▶ Do this: Each line that holds the string "Canada" counts once; say how many such lines there are and add nothing.
>> Begin
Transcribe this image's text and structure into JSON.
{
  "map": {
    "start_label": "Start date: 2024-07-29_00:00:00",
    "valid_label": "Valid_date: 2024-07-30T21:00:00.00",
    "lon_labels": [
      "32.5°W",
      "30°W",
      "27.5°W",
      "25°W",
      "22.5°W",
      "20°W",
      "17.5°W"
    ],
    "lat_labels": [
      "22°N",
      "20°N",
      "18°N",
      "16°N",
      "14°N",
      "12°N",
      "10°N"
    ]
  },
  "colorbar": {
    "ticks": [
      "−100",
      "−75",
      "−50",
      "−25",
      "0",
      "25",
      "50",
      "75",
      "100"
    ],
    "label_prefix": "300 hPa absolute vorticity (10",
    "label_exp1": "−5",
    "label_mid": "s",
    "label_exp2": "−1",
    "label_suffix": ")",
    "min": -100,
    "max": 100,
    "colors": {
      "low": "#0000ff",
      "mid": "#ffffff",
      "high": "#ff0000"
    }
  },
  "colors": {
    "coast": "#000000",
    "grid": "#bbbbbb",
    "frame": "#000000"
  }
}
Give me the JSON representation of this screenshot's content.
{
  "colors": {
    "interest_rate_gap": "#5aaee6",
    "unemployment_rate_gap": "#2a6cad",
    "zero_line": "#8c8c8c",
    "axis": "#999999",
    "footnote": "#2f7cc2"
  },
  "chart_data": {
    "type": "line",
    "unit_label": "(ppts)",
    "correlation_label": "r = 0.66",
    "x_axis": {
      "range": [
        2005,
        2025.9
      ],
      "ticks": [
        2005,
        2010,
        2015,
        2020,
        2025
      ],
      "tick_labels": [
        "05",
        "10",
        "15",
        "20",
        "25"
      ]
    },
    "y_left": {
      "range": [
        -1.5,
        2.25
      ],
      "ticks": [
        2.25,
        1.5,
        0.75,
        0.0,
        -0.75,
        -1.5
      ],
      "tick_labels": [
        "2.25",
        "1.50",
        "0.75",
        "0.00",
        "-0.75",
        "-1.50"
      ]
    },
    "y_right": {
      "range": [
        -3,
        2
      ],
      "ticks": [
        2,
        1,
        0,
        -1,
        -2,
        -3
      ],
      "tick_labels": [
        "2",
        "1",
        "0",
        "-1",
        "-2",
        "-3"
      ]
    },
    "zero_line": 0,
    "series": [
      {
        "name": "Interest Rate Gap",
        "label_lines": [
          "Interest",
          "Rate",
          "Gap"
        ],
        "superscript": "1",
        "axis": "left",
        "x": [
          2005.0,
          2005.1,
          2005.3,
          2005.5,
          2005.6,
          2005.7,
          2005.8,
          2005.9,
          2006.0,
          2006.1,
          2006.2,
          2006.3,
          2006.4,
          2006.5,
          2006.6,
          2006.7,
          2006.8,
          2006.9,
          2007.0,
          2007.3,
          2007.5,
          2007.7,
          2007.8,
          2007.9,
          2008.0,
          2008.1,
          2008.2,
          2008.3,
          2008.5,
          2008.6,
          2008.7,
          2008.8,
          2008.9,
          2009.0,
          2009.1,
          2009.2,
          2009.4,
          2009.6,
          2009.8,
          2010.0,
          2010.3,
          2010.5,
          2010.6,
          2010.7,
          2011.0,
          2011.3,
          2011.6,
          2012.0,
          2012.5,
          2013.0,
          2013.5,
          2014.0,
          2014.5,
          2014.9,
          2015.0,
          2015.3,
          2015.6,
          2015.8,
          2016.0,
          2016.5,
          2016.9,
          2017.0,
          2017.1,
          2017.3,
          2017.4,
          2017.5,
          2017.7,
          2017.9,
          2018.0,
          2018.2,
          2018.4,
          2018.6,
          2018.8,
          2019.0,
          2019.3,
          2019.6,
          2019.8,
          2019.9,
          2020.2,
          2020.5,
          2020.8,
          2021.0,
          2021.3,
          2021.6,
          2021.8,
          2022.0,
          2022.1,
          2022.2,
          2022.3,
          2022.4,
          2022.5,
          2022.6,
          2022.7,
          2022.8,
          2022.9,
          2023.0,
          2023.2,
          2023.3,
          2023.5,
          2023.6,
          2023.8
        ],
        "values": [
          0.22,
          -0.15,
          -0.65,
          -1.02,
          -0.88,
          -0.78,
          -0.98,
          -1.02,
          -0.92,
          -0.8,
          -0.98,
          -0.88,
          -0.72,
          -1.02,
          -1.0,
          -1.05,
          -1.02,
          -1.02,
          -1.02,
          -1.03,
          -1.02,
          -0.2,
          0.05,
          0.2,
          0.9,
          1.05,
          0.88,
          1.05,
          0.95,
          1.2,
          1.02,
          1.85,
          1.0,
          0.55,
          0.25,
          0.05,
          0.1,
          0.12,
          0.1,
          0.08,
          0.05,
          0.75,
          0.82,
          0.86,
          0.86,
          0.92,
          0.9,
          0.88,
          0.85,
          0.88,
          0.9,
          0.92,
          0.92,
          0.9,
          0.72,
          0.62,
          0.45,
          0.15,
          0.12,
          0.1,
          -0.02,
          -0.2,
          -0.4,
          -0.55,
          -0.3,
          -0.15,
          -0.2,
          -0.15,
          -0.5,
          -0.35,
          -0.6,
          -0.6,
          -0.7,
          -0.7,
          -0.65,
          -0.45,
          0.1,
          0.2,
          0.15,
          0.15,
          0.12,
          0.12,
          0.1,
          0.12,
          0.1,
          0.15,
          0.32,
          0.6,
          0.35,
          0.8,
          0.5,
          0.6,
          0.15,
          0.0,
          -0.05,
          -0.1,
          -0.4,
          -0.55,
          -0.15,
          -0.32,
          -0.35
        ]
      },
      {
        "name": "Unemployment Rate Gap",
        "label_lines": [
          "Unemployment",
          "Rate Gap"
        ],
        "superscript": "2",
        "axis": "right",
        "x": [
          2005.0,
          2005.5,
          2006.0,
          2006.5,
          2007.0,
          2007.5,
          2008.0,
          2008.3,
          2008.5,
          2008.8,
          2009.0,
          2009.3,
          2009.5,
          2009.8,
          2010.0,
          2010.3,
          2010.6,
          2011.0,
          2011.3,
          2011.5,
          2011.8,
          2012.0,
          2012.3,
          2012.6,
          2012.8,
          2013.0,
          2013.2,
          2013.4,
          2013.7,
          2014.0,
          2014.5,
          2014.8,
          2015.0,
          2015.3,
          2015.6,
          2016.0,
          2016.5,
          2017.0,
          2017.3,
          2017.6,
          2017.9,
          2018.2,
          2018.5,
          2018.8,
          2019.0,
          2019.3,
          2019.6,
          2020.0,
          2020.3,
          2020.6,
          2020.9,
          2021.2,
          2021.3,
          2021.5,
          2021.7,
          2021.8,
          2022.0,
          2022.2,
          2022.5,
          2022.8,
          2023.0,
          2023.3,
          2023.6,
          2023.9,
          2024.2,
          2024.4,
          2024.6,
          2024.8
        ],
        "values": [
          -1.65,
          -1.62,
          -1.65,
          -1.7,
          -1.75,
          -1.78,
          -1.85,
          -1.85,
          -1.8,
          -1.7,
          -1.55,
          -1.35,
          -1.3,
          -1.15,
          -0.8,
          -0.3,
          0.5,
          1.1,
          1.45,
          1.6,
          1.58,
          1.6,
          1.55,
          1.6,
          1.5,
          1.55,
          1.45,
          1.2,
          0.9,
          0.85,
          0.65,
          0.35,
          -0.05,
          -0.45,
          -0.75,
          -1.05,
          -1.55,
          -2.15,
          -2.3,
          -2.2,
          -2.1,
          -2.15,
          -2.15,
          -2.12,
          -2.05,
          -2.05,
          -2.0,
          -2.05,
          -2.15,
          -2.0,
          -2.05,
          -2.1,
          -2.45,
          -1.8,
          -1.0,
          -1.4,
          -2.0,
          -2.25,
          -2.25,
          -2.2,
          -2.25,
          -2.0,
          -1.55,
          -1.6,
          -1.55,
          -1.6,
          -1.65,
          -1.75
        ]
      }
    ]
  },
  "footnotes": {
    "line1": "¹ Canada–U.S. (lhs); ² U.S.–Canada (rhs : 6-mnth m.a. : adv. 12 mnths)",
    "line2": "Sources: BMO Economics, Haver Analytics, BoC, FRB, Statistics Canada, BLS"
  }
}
>> End
▶ Correct answer: 2